» **PROBLEM DETAILS**:
Repeat every line of the data exactly, but not the pictures.
** start of DATA SECTION **
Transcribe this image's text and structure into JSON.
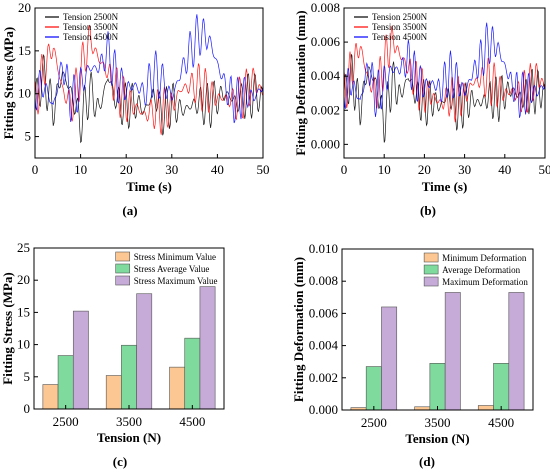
{
  "colors": {
    "tension_2500": "#000000",
    "tension_3500": "#ff0000",
    "tension_4500": "#0000ff",
    "stress_min": "#fcc792",
    "stress_avg": "#7fda9d",
    "stress_max": "#c6aad7",
    "axis": "#000000"
  },
  "chart_data": [
    {
      "type": "line",
      "panel_label": "(a)",
      "xlabel": "Time (s)",
      "ylabel": "Fitting Stress (MPa)",
      "xlim": [
        0,
        50
      ],
      "ylim": [
        2.5,
        20
      ],
      "xticks": [
        0,
        10,
        20,
        30,
        40,
        50
      ],
      "yticks": [
        5,
        10,
        15,
        20
      ],
      "legend": "top-left",
      "x": [
        0,
        2,
        4,
        6,
        8,
        10,
        12,
        14,
        16,
        18,
        20,
        22,
        24,
        26,
        28,
        30,
        32,
        34,
        36,
        38,
        40,
        42,
        44,
        46,
        48,
        50
      ],
      "series": [
        {
          "name": "Tension 2500N",
          "color": "#000000",
          "values": [
            9.5,
            12.0,
            8.0,
            12.5,
            10.0,
            6.5,
            10.5,
            8.0,
            12.0,
            9.0,
            8.5,
            9.0,
            8.0,
            10.0,
            7.5,
            9.0,
            8.0,
            8.5,
            9.0,
            8.5,
            9.5,
            10.0,
            9.0,
            9.5,
            10.0,
            9.5
          ]
        },
        {
          "name": "Tension 3500N",
          "color": "#ff0000",
          "values": [
            9.0,
            13.0,
            15.5,
            10.5,
            8.5,
            12.5,
            16.5,
            14.0,
            12.5,
            10.5,
            9.0,
            8.5,
            7.5,
            8.0,
            8.0,
            8.5,
            10.5,
            11.0,
            11.0,
            10.0,
            9.5,
            9.5,
            9.0,
            10.0,
            11.5,
            10.0
          ]
        },
        {
          "name": "Tension 4500N",
          "color": "#0000ff",
          "values": [
            10.5,
            11.0,
            8.5,
            13.5,
            9.0,
            11.0,
            13.0,
            13.0,
            15.0,
            11.5,
            10.5,
            11.0,
            10.0,
            12.5,
            11.5,
            9.5,
            12.5,
            15.0,
            17.0,
            16.5,
            13.5,
            10.5,
            9.0,
            10.0,
            9.5,
            11.0
          ]
        }
      ]
    },
    {
      "type": "line",
      "panel_label": "(b)",
      "xlabel": "Time (s)",
      "ylabel": "Fitting Deformation (mm)",
      "xlim": [
        0,
        50
      ],
      "ylim": [
        -0.0008,
        0.008
      ],
      "xticks": [
        0,
        10,
        20,
        30,
        40,
        50
      ],
      "yticks": [
        "0.000",
        "0.002",
        "0.004",
        "0.006",
        "0.008"
      ],
      "legend": "top-left",
      "x": [
        0,
        2,
        4,
        6,
        8,
        10,
        12,
        14,
        16,
        18,
        20,
        22,
        24,
        26,
        28,
        30,
        32,
        34,
        36,
        38,
        40,
        42,
        44,
        46,
        48,
        50
      ],
      "series": [
        {
          "name": "Tension 2500N",
          "color": "#000000",
          "values": [
            0.003,
            0.004,
            0.002,
            0.0045,
            0.0035,
            0.0012,
            0.0038,
            0.0028,
            0.004,
            0.0028,
            0.0024,
            0.0026,
            0.0022,
            0.003,
            0.002,
            0.0024,
            0.0026,
            0.0024,
            0.0028,
            0.0026,
            0.003,
            0.0032,
            0.0027,
            0.003,
            0.0032,
            0.0029
          ]
        },
        {
          "name": "Tension 3500N",
          "color": "#ff0000",
          "values": [
            0.003,
            0.0045,
            0.0058,
            0.0038,
            0.003,
            0.0048,
            0.0062,
            0.0052,
            0.0045,
            0.0036,
            0.003,
            0.0028,
            0.0024,
            0.0027,
            0.0027,
            0.0028,
            0.0036,
            0.0038,
            0.0038,
            0.0033,
            0.003,
            0.0031,
            0.0029,
            0.0033,
            0.004,
            0.0034
          ]
        },
        {
          "name": "Tension 4500N",
          "color": "#0000ff",
          "values": [
            0.0033,
            0.0036,
            0.0025,
            0.0046,
            0.0028,
            0.0036,
            0.0044,
            0.0044,
            0.005,
            0.0038,
            0.0034,
            0.0036,
            0.0032,
            0.0042,
            0.0038,
            0.003,
            0.0042,
            0.005,
            0.006,
            0.0058,
            0.0046,
            0.0034,
            0.0028,
            0.0032,
            0.003,
            0.0036
          ]
        }
      ]
    },
    {
      "type": "bar",
      "panel_label": "(c)",
      "xlabel": "Tension (N)",
      "ylabel": "Fitting Stress (MPa)",
      "categories": [
        "2500",
        "3500",
        "4500"
      ],
      "ylim": [
        0,
        25
      ],
      "yticks": [
        0,
        5,
        10,
        15,
        20,
        25
      ],
      "legend": "top-right",
      "series": [
        {
          "name": "Stress Minimum Value",
          "color": "#fcc792",
          "values": [
            3.8,
            5.2,
            6.5
          ]
        },
        {
          "name": "Stress Average Value",
          "color": "#7fda9d",
          "values": [
            8.3,
            9.9,
            11.0
          ]
        },
        {
          "name": "Stress Maximum Value",
          "color": "#c6aad7",
          "values": [
            15.2,
            17.9,
            19.0
          ]
        }
      ]
    },
    {
      "type": "bar",
      "panel_label": "(d)",
      "xlabel": "Tension (N)",
      "ylabel": "Fitting Deformation (mm)",
      "categories": [
        "2500",
        "3500",
        "4500"
      ],
      "ylim": [
        0,
        0.01
      ],
      "yticks": [
        "0.000",
        "0.002",
        "0.004",
        "0.006",
        "0.008",
        "0.010"
      ],
      "legend": "top-right",
      "series": [
        {
          "name": "Minimum Deformation",
          "color": "#fcc792",
          "values": [
            0.00015,
            0.0002,
            0.00028
          ]
        },
        {
          "name": "Average Deformation",
          "color": "#7fda9d",
          "values": [
            0.0027,
            0.0029,
            0.0029
          ]
        },
        {
          "name": "Maximum Deformation",
          "color": "#c6aad7",
          "values": [
            0.0064,
            0.0073,
            0.0073
          ]
        }
      ]
    }
  ]
}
** end of DATA SECTION **
» **SOLVED EXERCISE**:
Transcribe this image's text and structure into JSON.
{
  "colors": {
    "tension_2500": "#000000",
    "tension_3500": "#ff0000",
    "tension_4500": "#0000ff",
    "stress_min": "#fcc792",
    "stress_avg": "#7fda9d",
    "stress_max": "#c6aad7",
    "axis": "#000000"
  },
  "chart_data": [
    {
      "type": "line",
      "panel_label": "(a)",
      "xlabel": "Time (s)",
      "ylabel": "Fitting Stress (MPa)",
      "xlim": [
        0,
        50
      ],
      "ylim": [
        2.5,
        20
      ],
      "xticks": [
        0,
        10,
        20,
        30,
        40,
        50
      ],
      "yticks": [
        5,
        10,
        15,
        20
      ],
      "legend": "top-left",
      "x": [
        0,
        2,
        4,
        6,
        8,
        10,
        12,
        14,
        16,
        18,
        20,
        22,
        24,
        26,
        28,
        30,
        32,
        34,
        36,
        38,
        40,
        42,
        44,
        46,
        48,
        50
      ],
      "series": [
        {
          "name": "Tension 2500N",
          "color": "#000000",
          "values": [
            9.5,
            12.0,
            8.0,
            12.5,
            10.0,
            6.5,
            10.5,
            8.0,
            12.0,
            9.0,
            8.5,
            9.0,
            8.0,
            10.0,
            7.5,
            9.0,
            8.0,
            8.5,
            9.0,
            8.5,
            9.5,
            10.0,
            9.0,
            9.5,
            10.0,
            9.5
          ]
        },
        {
          "name": "Tension 3500N",
          "color": "#ff0000",
          "values": [
            9.0,
            13.0,
            15.5,
            10.5,
            8.5,
            12.5,
            16.5,
            14.0,
            12.5,
            10.5,
            9.0,
            8.5,
            7.5,
            8.0,
            8.0,
            8.5,
            10.5,
            11.0,
            11.0,
            10.0,
            9.5,
            9.5,
            9.0,
            10.0,
            11.5,
            10.0
          ]
        },
        {
          "name": "Tension 4500N",
          "color": "#0000ff",
          "values": [
            10.5,
            11.0,
            8.5,
            13.5,
            9.0,
            11.0,
            13.0,
            13.0,
            15.0,
            11.5,
            10.5,
            11.0,
            10.0,
            12.5,
            11.5,
            9.5,
            12.5,
            15.0,
            17.0,
            16.5,
            13.5,
            10.5,
            9.0,
            10.0,
            9.5,
            11.0
          ]
        }
      ]
    },
    {
      "type": "line",
      "panel_label": "(b)",
      "xlabel": "Time (s)",
      "ylabel": "Fitting Deformation (mm)",
      "xlim": [
        0,
        50
      ],
      "ylim": [
        -0.0008,
        0.008
      ],
      "xticks": [
        0,
        10,
        20,
        30,
        40,
        50
      ],
      "yticks": [
        "0.000",
        "0.002",
        "0.004",
        "0.006",
        "0.008"
      ],
      "legend": "top-left",
      "x": [
        0,
        2,
        4,
        6,
        8,
        10,
        12,
        14,
        16,
        18,
        20,
        22,
        24,
        26,
        28,
        30,
        32,
        34,
        36,
        38,
        40,
        42,
        44,
        46,
        48,
        50
      ],
      "series": [
        {
          "name": "Tension 2500N",
          "color": "#000000",
          "values": [
            0.003,
            0.004,
            0.002,
            0.0045,
            0.0035,
            0.0012,
            0.0038,
            0.0028,
            0.004,
            0.0028,
            0.0024,
            0.0026,
            0.0022,
            0.003,
            0.002,
            0.0024,
            0.0026,
            0.0024,
            0.0028,
            0.0026,
            0.003,
            0.0032,
            0.0027,
            0.003,
            0.0032,
            0.0029
          ]
        },
        {
          "name": "Tension 3500N",
          "color": "#ff0000",
          "values": [
            0.003,
            0.0045,
            0.0058,
            0.0038,
            0.003,
            0.0048,
            0.0062,
            0.0052,
            0.0045,
            0.0036,
            0.003,
            0.0028,
            0.0024,
            0.0027,
            0.0027,
            0.0028,
            0.0036,
            0.0038,
            0.0038,
            0.0033,
            0.003,
            0.0031,
            0.0029,
            0.0033,
            0.004,
            0.0034
          ]
        },
        {
          "name": "Tension 4500N",
          "color": "#0000ff",
          "values": [
            0.0033,
            0.0036,
            0.0025,
            0.0046,
            0.0028,
            0.0036,
            0.0044,
            0.0044,
            0.005,
            0.0038,
            0.0034,
            0.0036,
            0.0032,
            0.0042,
            0.0038,
            0.003,
            0.0042,
            0.005,
            0.006,
            0.0058,
            0.0046,
            0.0034,
            0.0028,
            0.0032,
            0.003,
            0.0036
          ]
        }
      ]
    },
    {
      "type": "bar",
      "panel_label": "(c)",
      "xlabel": "Tension (N)",
      "ylabel": "Fitting Stress (MPa)",
      "categories": [
        "2500",
        "3500",
        "4500"
      ],
      "ylim": [
        0,
        25
      ],
      "yticks": [
        0,
        5,
        10,
        15,
        20,
        25
      ],
      "legend": "top-right",
      "series": [
        {
          "name": "Stress Minimum Value",
          "color": "#fcc792",
          "values": [
            3.8,
            5.2,
            6.5
          ]
        },
        {
          "name": "Stress Average Value",
          "color": "#7fda9d",
          "values": [
            8.3,
            9.9,
            11.0
          ]
        },
        {
          "name": "Stress Maximum Value",
          "color": "#c6aad7",
          "values": [
            15.2,
            17.9,
            19.0
          ]
        }
      ]
    },
    {
      "type": "bar",
      "panel_label": "(d)",
      "xlabel": "Tension (N)",
      "ylabel": "Fitting Deformation (mm)",
      "categories": [
        "2500",
        "3500",
        "4500"
      ],
      "ylim": [
        0,
        0.01
      ],
      "yticks": [
        "0.000",
        "0.002",
        "0.004",
        "0.006",
        "0.008",
        "0.010"
      ],
      "legend": "top-right",
      "series": [
        {
          "name": "Minimum Deformation",
          "color": "#fcc792",
          "values": [
            0.00015,
            0.0002,
            0.00028
          ]
        },
        {
          "name": "Average Deformation",
          "color": "#7fda9d",
          "values": [
            0.0027,
            0.0029,
            0.0029
          ]
        },
        {
          "name": "Maximum Deformation",
          "color": "#c6aad7",
          "values": [
            0.0064,
            0.0073,
            0.0073
          ]
        }
      ]
    }
  ]
}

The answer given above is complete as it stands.